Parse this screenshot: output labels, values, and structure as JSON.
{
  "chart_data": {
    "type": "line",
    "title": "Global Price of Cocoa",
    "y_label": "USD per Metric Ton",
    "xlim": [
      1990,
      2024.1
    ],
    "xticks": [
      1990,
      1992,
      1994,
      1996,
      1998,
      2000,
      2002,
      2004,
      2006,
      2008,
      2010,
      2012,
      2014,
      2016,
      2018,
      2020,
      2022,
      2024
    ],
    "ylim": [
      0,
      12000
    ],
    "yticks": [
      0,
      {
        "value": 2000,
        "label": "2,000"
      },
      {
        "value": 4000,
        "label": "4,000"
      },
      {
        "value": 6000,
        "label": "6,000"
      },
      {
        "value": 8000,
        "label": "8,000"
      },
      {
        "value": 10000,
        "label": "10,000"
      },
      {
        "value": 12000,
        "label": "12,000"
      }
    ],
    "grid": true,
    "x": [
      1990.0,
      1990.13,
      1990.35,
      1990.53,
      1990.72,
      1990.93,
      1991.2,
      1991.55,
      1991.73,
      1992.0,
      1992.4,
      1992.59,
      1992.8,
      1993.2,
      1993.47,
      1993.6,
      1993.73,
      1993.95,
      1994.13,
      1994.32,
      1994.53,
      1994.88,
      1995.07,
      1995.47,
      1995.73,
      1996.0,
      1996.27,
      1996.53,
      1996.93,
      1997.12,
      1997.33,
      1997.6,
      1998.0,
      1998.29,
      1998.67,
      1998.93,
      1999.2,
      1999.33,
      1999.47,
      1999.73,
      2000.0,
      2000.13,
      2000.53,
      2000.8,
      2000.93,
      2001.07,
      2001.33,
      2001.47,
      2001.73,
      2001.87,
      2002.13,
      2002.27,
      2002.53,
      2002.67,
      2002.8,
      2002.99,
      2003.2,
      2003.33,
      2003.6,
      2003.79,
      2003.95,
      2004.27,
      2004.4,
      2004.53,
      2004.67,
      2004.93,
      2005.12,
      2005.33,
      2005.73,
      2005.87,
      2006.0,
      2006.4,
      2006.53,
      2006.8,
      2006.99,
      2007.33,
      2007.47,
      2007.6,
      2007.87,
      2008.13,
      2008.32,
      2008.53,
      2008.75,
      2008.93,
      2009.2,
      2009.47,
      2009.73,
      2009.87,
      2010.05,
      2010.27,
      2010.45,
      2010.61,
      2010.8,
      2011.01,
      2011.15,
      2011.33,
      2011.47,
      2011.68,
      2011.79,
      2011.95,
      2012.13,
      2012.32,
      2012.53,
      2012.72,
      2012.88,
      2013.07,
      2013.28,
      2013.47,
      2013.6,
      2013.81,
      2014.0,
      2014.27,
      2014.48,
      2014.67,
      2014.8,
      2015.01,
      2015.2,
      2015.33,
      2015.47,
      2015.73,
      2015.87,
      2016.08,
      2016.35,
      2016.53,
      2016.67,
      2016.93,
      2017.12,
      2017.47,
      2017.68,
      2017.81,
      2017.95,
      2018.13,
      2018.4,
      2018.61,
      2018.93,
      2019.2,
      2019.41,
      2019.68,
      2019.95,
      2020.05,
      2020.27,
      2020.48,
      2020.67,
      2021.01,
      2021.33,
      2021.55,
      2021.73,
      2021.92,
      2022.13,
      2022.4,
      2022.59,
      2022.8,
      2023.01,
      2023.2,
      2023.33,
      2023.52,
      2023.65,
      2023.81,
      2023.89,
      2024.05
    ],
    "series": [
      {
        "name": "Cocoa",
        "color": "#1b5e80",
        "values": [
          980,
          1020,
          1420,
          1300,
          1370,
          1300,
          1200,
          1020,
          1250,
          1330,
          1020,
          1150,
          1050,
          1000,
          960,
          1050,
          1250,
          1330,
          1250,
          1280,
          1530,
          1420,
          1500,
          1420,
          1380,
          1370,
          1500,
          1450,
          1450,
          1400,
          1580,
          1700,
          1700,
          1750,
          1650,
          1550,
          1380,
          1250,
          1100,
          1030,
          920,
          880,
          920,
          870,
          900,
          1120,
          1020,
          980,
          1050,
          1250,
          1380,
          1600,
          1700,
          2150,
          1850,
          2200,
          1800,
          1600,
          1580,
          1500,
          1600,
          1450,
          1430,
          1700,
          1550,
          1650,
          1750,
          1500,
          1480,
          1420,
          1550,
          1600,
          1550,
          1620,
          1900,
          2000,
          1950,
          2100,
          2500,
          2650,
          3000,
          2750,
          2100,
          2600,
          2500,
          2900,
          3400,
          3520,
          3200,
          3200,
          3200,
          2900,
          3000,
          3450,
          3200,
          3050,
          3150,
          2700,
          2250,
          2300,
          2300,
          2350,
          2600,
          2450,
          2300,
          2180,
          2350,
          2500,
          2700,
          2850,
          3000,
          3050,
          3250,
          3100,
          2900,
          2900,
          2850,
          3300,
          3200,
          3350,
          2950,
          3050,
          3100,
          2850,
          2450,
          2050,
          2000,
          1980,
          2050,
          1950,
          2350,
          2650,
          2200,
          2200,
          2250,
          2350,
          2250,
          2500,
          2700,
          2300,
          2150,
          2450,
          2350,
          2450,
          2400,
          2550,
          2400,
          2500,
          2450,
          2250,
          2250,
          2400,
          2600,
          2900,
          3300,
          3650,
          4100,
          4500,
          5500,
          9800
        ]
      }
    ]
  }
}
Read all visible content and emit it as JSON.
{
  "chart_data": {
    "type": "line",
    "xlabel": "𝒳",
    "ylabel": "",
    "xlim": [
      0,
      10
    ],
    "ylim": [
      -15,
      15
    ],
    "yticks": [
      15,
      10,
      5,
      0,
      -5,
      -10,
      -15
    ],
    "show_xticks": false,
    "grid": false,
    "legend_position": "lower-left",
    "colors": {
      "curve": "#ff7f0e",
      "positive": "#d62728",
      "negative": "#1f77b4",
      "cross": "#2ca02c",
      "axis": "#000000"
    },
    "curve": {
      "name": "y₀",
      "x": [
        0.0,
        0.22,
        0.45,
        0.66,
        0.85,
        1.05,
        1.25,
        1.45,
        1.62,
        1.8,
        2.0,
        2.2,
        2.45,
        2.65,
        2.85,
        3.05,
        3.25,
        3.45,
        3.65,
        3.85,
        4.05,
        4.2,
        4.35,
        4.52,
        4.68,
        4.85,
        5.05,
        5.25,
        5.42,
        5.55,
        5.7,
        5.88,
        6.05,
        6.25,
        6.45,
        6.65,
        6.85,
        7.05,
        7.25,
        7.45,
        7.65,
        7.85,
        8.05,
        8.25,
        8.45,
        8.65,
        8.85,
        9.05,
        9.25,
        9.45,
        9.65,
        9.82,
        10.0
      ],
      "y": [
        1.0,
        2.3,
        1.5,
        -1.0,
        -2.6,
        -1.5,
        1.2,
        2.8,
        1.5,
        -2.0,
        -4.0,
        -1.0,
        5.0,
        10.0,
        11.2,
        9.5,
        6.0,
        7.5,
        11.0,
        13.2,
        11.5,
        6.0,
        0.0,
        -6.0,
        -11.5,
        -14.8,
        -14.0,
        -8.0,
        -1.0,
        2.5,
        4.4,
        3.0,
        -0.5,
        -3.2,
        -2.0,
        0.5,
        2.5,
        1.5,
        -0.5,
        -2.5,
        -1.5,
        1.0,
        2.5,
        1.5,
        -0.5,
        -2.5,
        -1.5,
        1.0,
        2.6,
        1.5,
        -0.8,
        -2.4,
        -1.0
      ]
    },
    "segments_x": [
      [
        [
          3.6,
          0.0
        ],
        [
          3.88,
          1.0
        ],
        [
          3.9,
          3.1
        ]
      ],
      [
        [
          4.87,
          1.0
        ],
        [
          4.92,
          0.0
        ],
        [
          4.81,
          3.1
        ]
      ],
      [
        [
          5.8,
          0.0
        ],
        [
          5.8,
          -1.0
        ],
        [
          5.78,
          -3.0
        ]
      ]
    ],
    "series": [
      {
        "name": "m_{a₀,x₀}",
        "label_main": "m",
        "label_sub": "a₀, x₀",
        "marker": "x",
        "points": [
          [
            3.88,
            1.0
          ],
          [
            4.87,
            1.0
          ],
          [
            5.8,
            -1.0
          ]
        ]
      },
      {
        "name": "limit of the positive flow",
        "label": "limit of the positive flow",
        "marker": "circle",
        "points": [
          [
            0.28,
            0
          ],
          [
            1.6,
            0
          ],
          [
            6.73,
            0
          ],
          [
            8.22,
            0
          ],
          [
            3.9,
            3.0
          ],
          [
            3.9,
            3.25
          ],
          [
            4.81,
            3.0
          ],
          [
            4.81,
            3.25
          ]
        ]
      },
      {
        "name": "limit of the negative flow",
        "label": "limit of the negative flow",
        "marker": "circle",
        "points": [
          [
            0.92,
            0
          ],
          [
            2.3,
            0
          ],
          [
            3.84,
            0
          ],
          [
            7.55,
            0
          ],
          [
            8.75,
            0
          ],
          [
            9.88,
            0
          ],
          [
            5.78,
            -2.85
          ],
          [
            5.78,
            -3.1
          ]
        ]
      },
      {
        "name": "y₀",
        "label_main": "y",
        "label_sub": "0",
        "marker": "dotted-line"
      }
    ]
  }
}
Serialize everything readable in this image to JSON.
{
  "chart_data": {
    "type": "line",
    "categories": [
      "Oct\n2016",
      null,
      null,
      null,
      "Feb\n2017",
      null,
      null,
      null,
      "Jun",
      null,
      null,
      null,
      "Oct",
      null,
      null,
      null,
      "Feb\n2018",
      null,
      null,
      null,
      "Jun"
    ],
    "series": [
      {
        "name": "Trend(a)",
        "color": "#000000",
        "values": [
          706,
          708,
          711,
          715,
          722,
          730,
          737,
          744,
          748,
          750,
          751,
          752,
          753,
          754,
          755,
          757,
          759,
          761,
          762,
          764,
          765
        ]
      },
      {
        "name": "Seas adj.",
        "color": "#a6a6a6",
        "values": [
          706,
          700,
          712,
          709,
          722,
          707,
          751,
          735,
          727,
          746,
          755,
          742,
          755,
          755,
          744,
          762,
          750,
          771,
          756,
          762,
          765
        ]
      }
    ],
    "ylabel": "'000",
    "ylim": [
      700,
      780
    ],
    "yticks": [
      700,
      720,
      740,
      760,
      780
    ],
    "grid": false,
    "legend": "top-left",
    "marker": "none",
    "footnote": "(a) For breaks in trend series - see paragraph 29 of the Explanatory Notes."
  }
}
-- -- --
_Task brief_
Using the records above, copy every line that has the word "name" in it.

_Solved exercise_
        "name": "Cocoa",
      "name": "y₀",
        "name": "m_{a₀,x₀}",
        "name": "limit of the positive flow",
        "name": "limit of the negative flow",
        "name": "y₀",
        "name": "Trend(a)",
        "name": "Seas adj.",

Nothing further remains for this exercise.